* _Exercise brief_: Please update the rows below by replacing every "interactable" with "clickable" and leaving everything else unchanged. Leave the pictures out of your answer.

Layout dataset entries
# # # # #

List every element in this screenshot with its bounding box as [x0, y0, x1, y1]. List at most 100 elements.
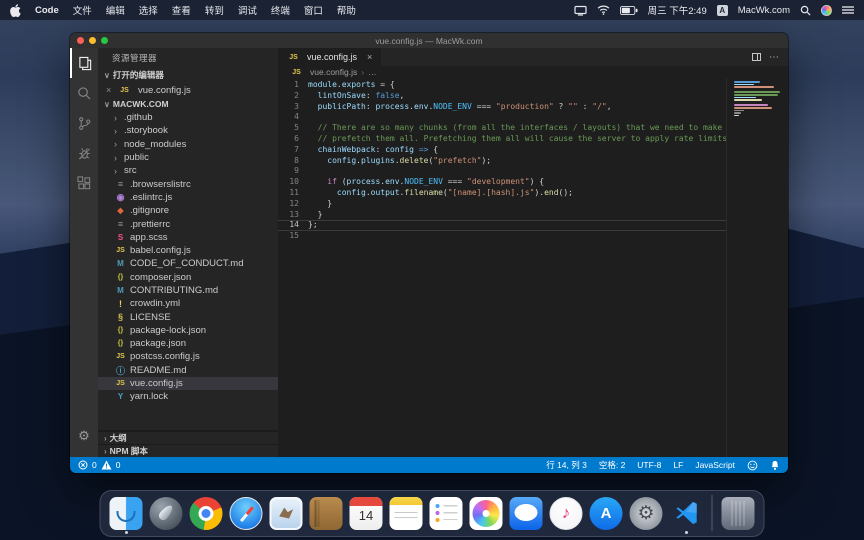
project-root-section[interactable]: ∨ MACWK.COM [98, 97, 278, 111]
errors-icon[interactable] [78, 460, 88, 470]
debug-icon[interactable] [70, 138, 98, 168]
dock-trash-icon[interactable] [722, 497, 755, 530]
code-line[interactable]: 8 config.plugins.delete("prefetch"); [278, 156, 726, 167]
menu-brand[interactable]: MacWk.com [738, 5, 790, 16]
file-row[interactable]: LICENSE [98, 310, 278, 323]
dock-vscode-icon[interactable] [670, 497, 703, 530]
file-row[interactable]: .prettierrc [98, 217, 278, 230]
code-line[interactable]: 1module.exports = { [278, 80, 726, 91]
file-row[interactable]: CONTRIBUTING.md [98, 284, 278, 297]
file-row[interactable]: ›node_modules [98, 138, 278, 151]
errors-count[interactable]: 0 [92, 460, 97, 470]
minimap[interactable] [734, 81, 782, 117]
code-line[interactable]: 15 [278, 231, 726, 242]
tab-close-icon[interactable]: × [367, 52, 372, 62]
file-row[interactable]: package-lock.json [98, 324, 278, 337]
dock-itunes-icon[interactable] [550, 497, 583, 530]
status-eol[interactable]: LF [673, 460, 683, 470]
dock-appstore-icon[interactable] [590, 497, 623, 530]
menu-clock[interactable]: 周三 下午2:49 [648, 3, 707, 17]
display-icon[interactable] [574, 5, 587, 16]
menu-app-name[interactable]: Code [35, 5, 59, 16]
file-row[interactable]: composer.json [98, 271, 278, 284]
file-row[interactable]: package.json [98, 337, 278, 350]
code-line[interactable]: 6 // prefetch them all. Prefetching them… [278, 134, 726, 145]
menu-help[interactable]: 帮助 [337, 3, 356, 17]
file-row[interactable]: README.md [98, 364, 278, 377]
apple-icon[interactable] [10, 4, 21, 17]
menu-go[interactable]: 转到 [205, 3, 224, 17]
menu-terminal[interactable]: 终端 [271, 3, 290, 17]
dock-safari-icon[interactable] [230, 497, 263, 530]
dock-calendar-icon[interactable]: 14 [350, 497, 383, 530]
more-actions-icon[interactable]: ⋯ [769, 52, 780, 63]
code-line[interactable]: 13 } [278, 210, 726, 221]
status-indentation[interactable]: 空格: 2 [599, 459, 625, 471]
dock-photos-icon[interactable] [470, 497, 503, 530]
file-row[interactable]: ›.github [98, 111, 278, 124]
file-row[interactable]: app.scss [98, 231, 278, 244]
input-method-icon[interactable]: A [717, 5, 728, 16]
zoom-window-button[interactable] [101, 37, 108, 44]
sidebar-section-NPM 脚本[interactable]: ›NPM 脚本 [98, 444, 278, 457]
status-language[interactable]: JavaScript [695, 460, 735, 470]
file-row[interactable]: crowdin.yml [98, 297, 278, 310]
open-editors-section[interactable]: ∨ 打开的编辑器 [98, 67, 278, 83]
code-line[interactable]: 4 [278, 112, 726, 123]
minimize-window-button[interactable] [89, 37, 96, 44]
code-editor[interactable]: 1module.exports = {2 lintOnSave: false,3… [278, 78, 726, 457]
breadcrumb[interactable]: vue.config.js › … [278, 66, 788, 78]
minimap-column[interactable] [726, 78, 788, 457]
source-control-icon[interactable] [70, 108, 98, 138]
sidebar-section-大纲[interactable]: ›大纲 [98, 431, 278, 444]
menu-window[interactable]: 窗口 [304, 3, 323, 17]
code-line[interactable]: 5 // There are so many chunks (from all … [278, 123, 726, 134]
menu-file[interactable]: 文件 [73, 3, 92, 17]
dock-launchpad-icon[interactable] [150, 497, 183, 530]
menu-view[interactable]: 查看 [172, 3, 191, 17]
code-line[interactable]: 10 if (process.env.NODE_ENV === "develop… [278, 177, 726, 188]
feedback-smiley-icon[interactable] [747, 460, 758, 471]
siri-icon[interactable] [821, 5, 832, 16]
file-row[interactable]: .browserslistrc [98, 177, 278, 190]
code-line[interactable]: 9 [278, 166, 726, 177]
code-line[interactable]: 14}; [278, 220, 726, 231]
extensions-icon[interactable] [70, 168, 98, 198]
explorer-icon[interactable] [70, 48, 98, 78]
dock-chrome-icon[interactable] [190, 497, 223, 530]
open-editor-item[interactable]: ×vue.config.js [98, 83, 278, 97]
search-icon[interactable] [70, 78, 98, 108]
dock-messages-icon[interactable] [510, 497, 543, 530]
dock-contacts-icon[interactable] [310, 497, 343, 530]
settings-gear-icon[interactable]: ⚙ [70, 421, 98, 451]
battery-icon[interactable] [620, 6, 638, 15]
dock-reminders-icon[interactable] [430, 497, 463, 530]
code-line[interactable]: 2 lintOnSave: false, [278, 91, 726, 102]
menu-edit[interactable]: 编辑 [106, 3, 125, 17]
wifi-icon[interactable] [597, 5, 610, 15]
close-editor-icon[interactable]: × [106, 85, 114, 95]
code-line[interactable]: 12 } [278, 199, 726, 210]
breadcrumb-file[interactable]: vue.config.js [310, 67, 357, 77]
dock-notes-icon[interactable] [390, 497, 423, 530]
menu-selection[interactable]: 选择 [139, 3, 158, 17]
dock-finder-icon[interactable] [110, 497, 143, 530]
file-row[interactable]: ›src [98, 164, 278, 177]
file-row[interactable]: vue.config.js [98, 377, 278, 390]
title-bar[interactable]: vue.config.js — MacWk.com [70, 33, 788, 48]
tab-vue-config[interactable]: vue.config.js × [278, 48, 381, 66]
code-line[interactable]: 3 publicPath: process.env.NODE_ENV === "… [278, 102, 726, 113]
dock-mail-icon[interactable] [270, 497, 303, 530]
status-encoding[interactable]: UTF-8 [637, 460, 661, 470]
notification-center-icon[interactable] [842, 5, 854, 15]
code-line[interactable]: 7 chainWebpack: config => { [278, 145, 726, 156]
menu-debug[interactable]: 调试 [238, 3, 257, 17]
file-row[interactable]: CODE_OF_CONDUCT.md [98, 257, 278, 270]
file-row[interactable]: .eslintrc.js [98, 191, 278, 204]
status-line-col[interactable]: 行 14, 列 3 [546, 459, 587, 471]
file-row[interactable]: yarn.lock [98, 390, 278, 403]
file-row[interactable]: babel.config.js [98, 244, 278, 257]
notifications-bell-icon[interactable] [770, 460, 780, 471]
breadcrumb-symbol[interactable]: … [368, 67, 377, 77]
file-row[interactable]: postcss.config.js [98, 350, 278, 363]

# # # # #

* _Task answer_:
List every element in this screenshot with its bounding box as [x0, y0, x1, y1]. List at most 100 elements.
project-root-section[clickable]: ∨ MACWK.COM [98, 97, 278, 111]
errors-icon[clickable] [78, 460, 88, 470]
debug-icon[clickable] [70, 138, 98, 168]
dock-trash-icon[clickable] [722, 497, 755, 530]
code-line[clickable]: 8 config.plugins.delete("prefetch"); [278, 156, 726, 167]
menu-brand[clickable]: MacWk.com [738, 5, 790, 16]
file-row[clickable]: LICENSE [98, 310, 278, 323]
dock-vscode-icon[clickable] [670, 497, 703, 530]
file-row[clickable]: .prettierrc [98, 217, 278, 230]
code-line[clickable]: 1module.exports = { [278, 80, 726, 91]
file-row[clickable]: CONTRIBUTING.md [98, 284, 278, 297]
file-row[clickable]: ›node_modules [98, 138, 278, 151]
errors-count[clickable]: 0 [92, 460, 97, 470]
minimap[clickable] [734, 81, 782, 117]
code-line[clickable]: 15 [278, 231, 726, 242]
tab-close-icon[clickable]: × [367, 52, 372, 62]
file-row[clickable]: package-lock.json [98, 324, 278, 337]
dock-itunes-icon[clickable] [550, 497, 583, 530]
status-eol[clickable]: LF [673, 460, 683, 470]
dock-appstore-icon[clickable] [590, 497, 623, 530]
menu-clock[clickable]: 周三 下午2:49 [648, 3, 707, 17]
display-icon[clickable] [574, 5, 587, 16]
menu-app-name[clickable]: Code [35, 5, 59, 16]
file-row[clickable]: composer.json [98, 271, 278, 284]
file-row[clickable]: package.json [98, 337, 278, 350]
code-line[clickable]: 6 // prefetch them all. Prefetching them… [278, 134, 726, 145]
menu-help[clickable]: 帮助 [337, 3, 356, 17]
file-row[clickable]: README.md [98, 364, 278, 377]
apple-icon[clickable] [10, 4, 21, 17]
menu-go[clickable]: 转到 [205, 3, 224, 17]
menu-terminal[clickable]: 终端 [271, 3, 290, 17]
dock-safari-icon[clickable] [230, 497, 263, 530]
dock-calendar-icon[clickable]: 14 [350, 497, 383, 530]
more-actions-icon[clickable]: ⋯ [769, 52, 780, 63]
code-line[clickable]: 13 } [278, 210, 726, 221]
status-indentation[clickable]: 空格: 2 [599, 459, 625, 471]
dock-photos-icon[clickable] [470, 497, 503, 530]
file-row[clickable]: ›.github [98, 111, 278, 124]
file-row[clickable]: app.scss [98, 231, 278, 244]
input-method-icon[clickable]: A [717, 5, 728, 16]
zoom-window-button[clickable] [101, 37, 108, 44]
sidebar-section-NPM 脚本[clickable]: ›NPM 脚本 [98, 444, 278, 457]
status-language[clickable]: JavaScript [695, 460, 735, 470]
file-row[clickable]: crowdin.yml [98, 297, 278, 310]
open-editors-section[clickable]: ∨ 打开的编辑器 [98, 67, 278, 83]
code-line[clickable]: 4 [278, 112, 726, 123]
minimize-window-button[clickable] [89, 37, 96, 44]
code-editor[clickable]: 1module.exports = {2 lintOnSave: false,3… [278, 78, 726, 457]
breadcrumb[clickable]: vue.config.js › … [278, 66, 788, 78]
minimap-column[clickable] [726, 78, 788, 457]
source-control-icon[clickable] [70, 108, 98, 138]
sidebar-section-大纲[clickable]: ›大纲 [98, 431, 278, 444]
menu-window[clickable]: 窗口 [304, 3, 323, 17]
code-line[clickable]: 5 // There are so many chunks (from all … [278, 123, 726, 134]
menu-file[clickable]: 文件 [73, 3, 92, 17]
dock-launchpad-icon[clickable] [150, 497, 183, 530]
menu-view[clickable]: 查看 [172, 3, 191, 17]
code-line[clickable]: 10 if (process.env.NODE_ENV === "develop… [278, 177, 726, 188]
feedback-smiley-icon[clickable] [747, 460, 758, 471]
siri-icon[clickable] [821, 5, 832, 16]
file-row[clickable]: .browserslistrc [98, 177, 278, 190]
code-line[clickable]: 9 [278, 166, 726, 177]
code-line[clickable]: 14}; [278, 220, 726, 231]
extensions-icon[clickable] [70, 168, 98, 198]
explorer-icon[clickable] [70, 48, 98, 78]
dock-chrome-icon[clickable] [190, 497, 223, 530]
open-editor-item[clickable]: ×vue.config.js [98, 83, 278, 97]
search-icon[clickable] [70, 78, 98, 108]
dock-messages-icon[clickable] [510, 497, 543, 530]
dock-contacts-icon[clickable] [310, 497, 343, 530]
settings-gear-icon[clickable]: ⚙ [70, 421, 98, 451]
battery-icon[clickable] [620, 6, 638, 15]
dock-reminders-icon[clickable] [430, 497, 463, 530]
code-line[clickable]: 2 lintOnSave: false, [278, 91, 726, 102]
menu-edit[clickable]: 编辑 [106, 3, 125, 17]
wifi-icon[clickable] [597, 5, 610, 15]
close-editor-icon[clickable]: × [106, 85, 114, 95]
code-line[clickable]: 12 } [278, 199, 726, 210]
breadcrumb-file[clickable]: vue.config.js [310, 67, 357, 77]
dock-notes-icon[clickable] [390, 497, 423, 530]
menu-selection[clickable]: 选择 [139, 3, 158, 17]
dock-finder-icon[clickable] [110, 497, 143, 530]
file-row[clickable]: ›src [98, 164, 278, 177]
file-row[clickable]: vue.config.js [98, 377, 278, 390]
title-bar[clickable]: vue.config.js — MacWk.com [70, 33, 788, 48]
tab-vue-config[clickable]: vue.config.js × [278, 48, 381, 66]
code-line[clickable]: 3 publicPath: process.env.NODE_ENV === "… [278, 102, 726, 113]
dock-mail-icon[clickable] [270, 497, 303, 530]
status-encoding[clickable]: UTF-8 [637, 460, 661, 470]
notification-center-icon[clickable] [842, 5, 854, 15]
code-line[clickable]: 7 chainWebpack: config => { [278, 145, 726, 156]
menu-debug[clickable]: 调试 [238, 3, 257, 17]
file-row[clickable]: CODE_OF_CONDUCT.md [98, 257, 278, 270]
file-row[clickable]: .eslintrc.js [98, 191, 278, 204]
status-line-col[clickable]: 行 14, 列 3 [546, 459, 587, 471]
file-row[clickable]: yarn.lock [98, 390, 278, 403]
file-row[clickable]: babel.config.js [98, 244, 278, 257]
notifications-bell-icon[clickable] [770, 460, 780, 471]
breadcrumb-symbol[clickable]: … [368, 67, 377, 77]
file-row[clickable]: postcss.config.js [98, 350, 278, 363]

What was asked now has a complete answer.